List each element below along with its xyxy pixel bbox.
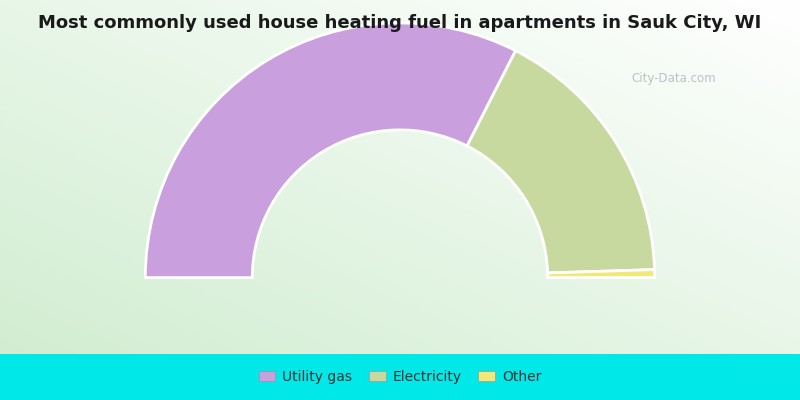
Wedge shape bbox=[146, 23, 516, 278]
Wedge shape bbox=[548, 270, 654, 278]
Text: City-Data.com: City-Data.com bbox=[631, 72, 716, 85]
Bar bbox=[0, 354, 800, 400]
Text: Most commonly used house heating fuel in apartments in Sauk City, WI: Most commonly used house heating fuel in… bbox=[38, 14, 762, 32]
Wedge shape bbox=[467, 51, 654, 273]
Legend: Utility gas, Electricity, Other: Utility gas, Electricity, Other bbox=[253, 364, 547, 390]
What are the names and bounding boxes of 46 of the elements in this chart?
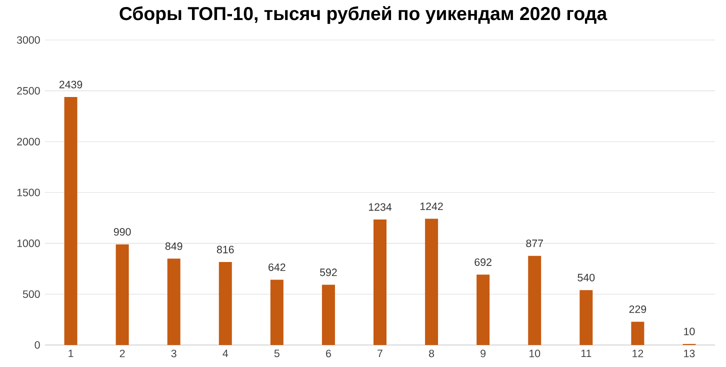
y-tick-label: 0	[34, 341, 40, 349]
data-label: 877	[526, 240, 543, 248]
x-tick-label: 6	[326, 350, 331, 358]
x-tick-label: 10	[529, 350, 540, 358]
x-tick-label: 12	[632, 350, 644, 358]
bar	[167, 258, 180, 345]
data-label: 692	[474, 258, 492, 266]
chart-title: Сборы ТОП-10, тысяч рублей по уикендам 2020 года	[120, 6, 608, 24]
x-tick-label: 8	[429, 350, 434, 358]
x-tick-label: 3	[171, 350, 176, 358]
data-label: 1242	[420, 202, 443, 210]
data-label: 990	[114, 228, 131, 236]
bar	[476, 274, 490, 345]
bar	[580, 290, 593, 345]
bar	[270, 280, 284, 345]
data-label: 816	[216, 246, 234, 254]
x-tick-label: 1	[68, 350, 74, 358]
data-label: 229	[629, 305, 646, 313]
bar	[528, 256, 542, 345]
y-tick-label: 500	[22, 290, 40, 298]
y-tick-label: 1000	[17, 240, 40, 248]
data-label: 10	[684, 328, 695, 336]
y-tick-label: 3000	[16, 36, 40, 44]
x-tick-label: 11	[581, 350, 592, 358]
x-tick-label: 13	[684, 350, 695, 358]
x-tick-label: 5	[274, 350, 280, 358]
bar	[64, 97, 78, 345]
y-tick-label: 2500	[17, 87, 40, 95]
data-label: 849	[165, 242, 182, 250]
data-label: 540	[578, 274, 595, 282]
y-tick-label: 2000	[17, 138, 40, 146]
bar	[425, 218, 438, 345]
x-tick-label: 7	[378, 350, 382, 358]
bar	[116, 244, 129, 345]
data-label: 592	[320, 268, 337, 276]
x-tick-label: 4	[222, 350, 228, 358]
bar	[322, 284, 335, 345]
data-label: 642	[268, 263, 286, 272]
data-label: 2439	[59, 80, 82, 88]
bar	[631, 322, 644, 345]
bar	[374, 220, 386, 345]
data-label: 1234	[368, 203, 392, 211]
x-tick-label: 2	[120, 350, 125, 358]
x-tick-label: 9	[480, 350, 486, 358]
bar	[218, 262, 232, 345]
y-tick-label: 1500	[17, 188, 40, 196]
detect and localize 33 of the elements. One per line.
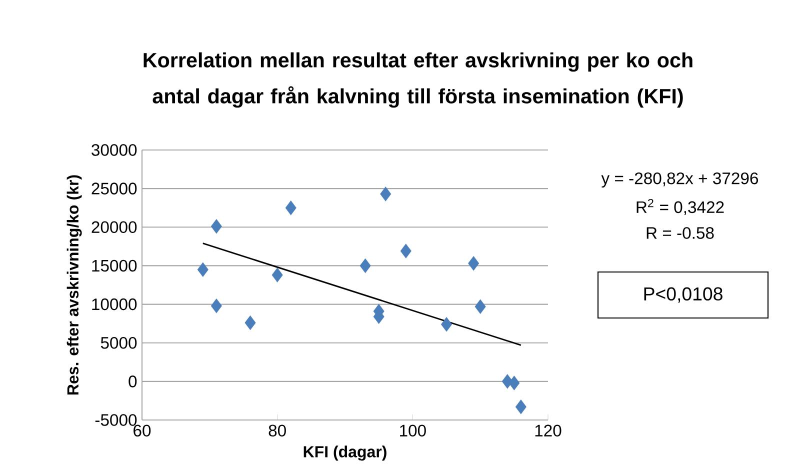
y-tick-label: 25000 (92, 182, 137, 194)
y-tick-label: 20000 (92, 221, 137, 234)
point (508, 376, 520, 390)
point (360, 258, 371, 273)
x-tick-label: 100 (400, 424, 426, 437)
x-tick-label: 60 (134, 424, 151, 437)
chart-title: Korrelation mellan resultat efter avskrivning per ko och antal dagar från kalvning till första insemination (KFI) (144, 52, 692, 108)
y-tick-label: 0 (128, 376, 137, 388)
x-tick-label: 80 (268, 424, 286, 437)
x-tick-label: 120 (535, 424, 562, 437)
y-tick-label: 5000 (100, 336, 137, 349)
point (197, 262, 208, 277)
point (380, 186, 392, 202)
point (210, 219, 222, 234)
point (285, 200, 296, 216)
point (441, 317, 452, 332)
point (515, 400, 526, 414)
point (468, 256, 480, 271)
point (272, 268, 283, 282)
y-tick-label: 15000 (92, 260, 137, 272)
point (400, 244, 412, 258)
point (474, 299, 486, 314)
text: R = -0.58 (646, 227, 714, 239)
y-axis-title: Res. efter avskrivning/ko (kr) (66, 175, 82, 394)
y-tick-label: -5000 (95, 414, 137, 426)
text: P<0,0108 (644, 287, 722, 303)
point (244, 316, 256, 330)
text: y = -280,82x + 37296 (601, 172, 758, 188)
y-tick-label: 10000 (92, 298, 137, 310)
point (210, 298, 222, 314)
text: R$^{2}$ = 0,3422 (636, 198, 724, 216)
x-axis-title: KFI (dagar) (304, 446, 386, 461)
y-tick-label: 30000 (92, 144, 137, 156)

◇ ◇ ◇

| Exercise description |
Copy all the rows above word for word, leaving out the pictures.

| Expected output |
List each element below along with its xyxy pixel bbox.
Wedge shape bbox=[146, 23, 516, 278]
Wedge shape bbox=[548, 270, 654, 278]
Text: City-Data.com: City-Data.com bbox=[631, 72, 716, 85]
Bar bbox=[0, 354, 800, 400]
Text: Most commonly used house heating fuel in apartments in Sauk City, WI: Most commonly used house heating fuel in… bbox=[38, 14, 762, 32]
Wedge shape bbox=[467, 51, 654, 273]
Legend: Utility gas, Electricity, Other: Utility gas, Electricity, Other bbox=[253, 364, 547, 390]
What are the names and bounding boxes of 46 of the elements in this chart?
y-tick-label: 0	[34, 341, 40, 349]
data-label: 877	[526, 240, 543, 248]
x-tick-label: 6	[326, 350, 331, 358]
x-tick-label: 10	[529, 350, 540, 358]
x-tick-label: 12	[632, 350, 644, 358]
bar	[167, 258, 180, 345]
data-label: 692	[474, 258, 492, 266]
chart-title: Сборы ТОП-10, тысяч рублей по уикендам 2020 года	[120, 6, 608, 24]
x-tick-label: 8	[429, 350, 434, 358]
x-tick-label: 3	[171, 350, 176, 358]
data-label: 1242	[420, 202, 443, 210]
data-label: 990	[114, 228, 131, 236]
bar	[476, 274, 490, 345]
bar	[580, 290, 593, 345]
bar	[270, 280, 284, 345]
data-label: 816	[216, 246, 234, 254]
x-tick-label: 1	[68, 350, 74, 358]
data-label: 229	[629, 305, 646, 313]
bar	[528, 256, 542, 345]
y-tick-label: 500	[22, 290, 40, 298]
y-tick-label: 1000	[17, 240, 40, 248]
data-label: 10	[684, 328, 695, 336]
y-tick-label: 3000	[16, 36, 40, 44]
x-tick-label: 11	[581, 350, 592, 358]
x-tick-label: 13	[684, 350, 695, 358]
x-tick-label: 5	[274, 350, 280, 358]
bar	[64, 97, 78, 345]
y-tick-label: 2500	[17, 87, 40, 95]
data-label: 849	[165, 242, 182, 250]
data-label: 540	[578, 274, 595, 282]
y-tick-label: 2000	[17, 138, 40, 146]
bar	[425, 218, 438, 345]
x-tick-label: 7	[378, 350, 382, 358]
bar	[116, 244, 129, 345]
data-label: 592	[320, 268, 337, 276]
x-tick-label: 4	[222, 350, 228, 358]
bar	[322, 284, 335, 345]
data-label: 642	[268, 263, 286, 272]
data-label: 2439	[59, 80, 82, 88]
bar	[631, 322, 644, 345]
bar	[374, 220, 386, 345]
data-label: 1234	[368, 203, 392, 211]
x-tick-label: 2	[120, 350, 125, 358]
x-tick-label: 9	[480, 350, 486, 358]
bar	[218, 262, 232, 345]
y-tick-label: 1500	[17, 188, 40, 196]
detect and localize 33 of the elements. One per line.
y-tick-label: 25000 (92, 182, 137, 194)
y-tick-label: 20000 (92, 221, 137, 234)
point (508, 376, 520, 390)
point (360, 258, 371, 273)
x-tick-label: 100 (400, 424, 426, 437)
x-tick-label: 60 (134, 424, 151, 437)
chart-title: Korrelation mellan resultat efter avskrivning per ko och antal dagar från kalvning till första insemination (KFI) (144, 52, 692, 108)
y-tick-label: 0 (128, 376, 137, 388)
x-tick-label: 80 (268, 424, 286, 437)
x-tick-label: 120 (535, 424, 562, 437)
y-tick-label: 5000 (100, 336, 137, 349)
point (197, 262, 208, 277)
point (380, 186, 392, 202)
point (210, 219, 222, 234)
point (285, 200, 296, 216)
point (441, 317, 452, 332)
point (515, 400, 526, 414)
point (468, 256, 480, 271)
point (272, 268, 283, 282)
y-tick-label: 15000 (92, 260, 137, 272)
point (400, 244, 412, 258)
point (474, 299, 486, 314)
text: R = -0.58 (646, 227, 714, 239)
y-axis-title: Res. efter avskrivning/ko (kr) (66, 175, 82, 394)
y-tick-label: -5000 (95, 414, 137, 426)
text: P<0,0108 (644, 287, 722, 303)
point (244, 316, 256, 330)
text: y = -280,82x + 37296 (601, 172, 758, 188)
y-tick-label: 10000 (92, 298, 137, 310)
point (210, 298, 222, 314)
text: R$^{2}$ = 0,3422 (636, 198, 724, 216)
x-axis-title: KFI (dagar) (304, 446, 386, 461)
y-tick-label: 30000 (92, 144, 137, 156)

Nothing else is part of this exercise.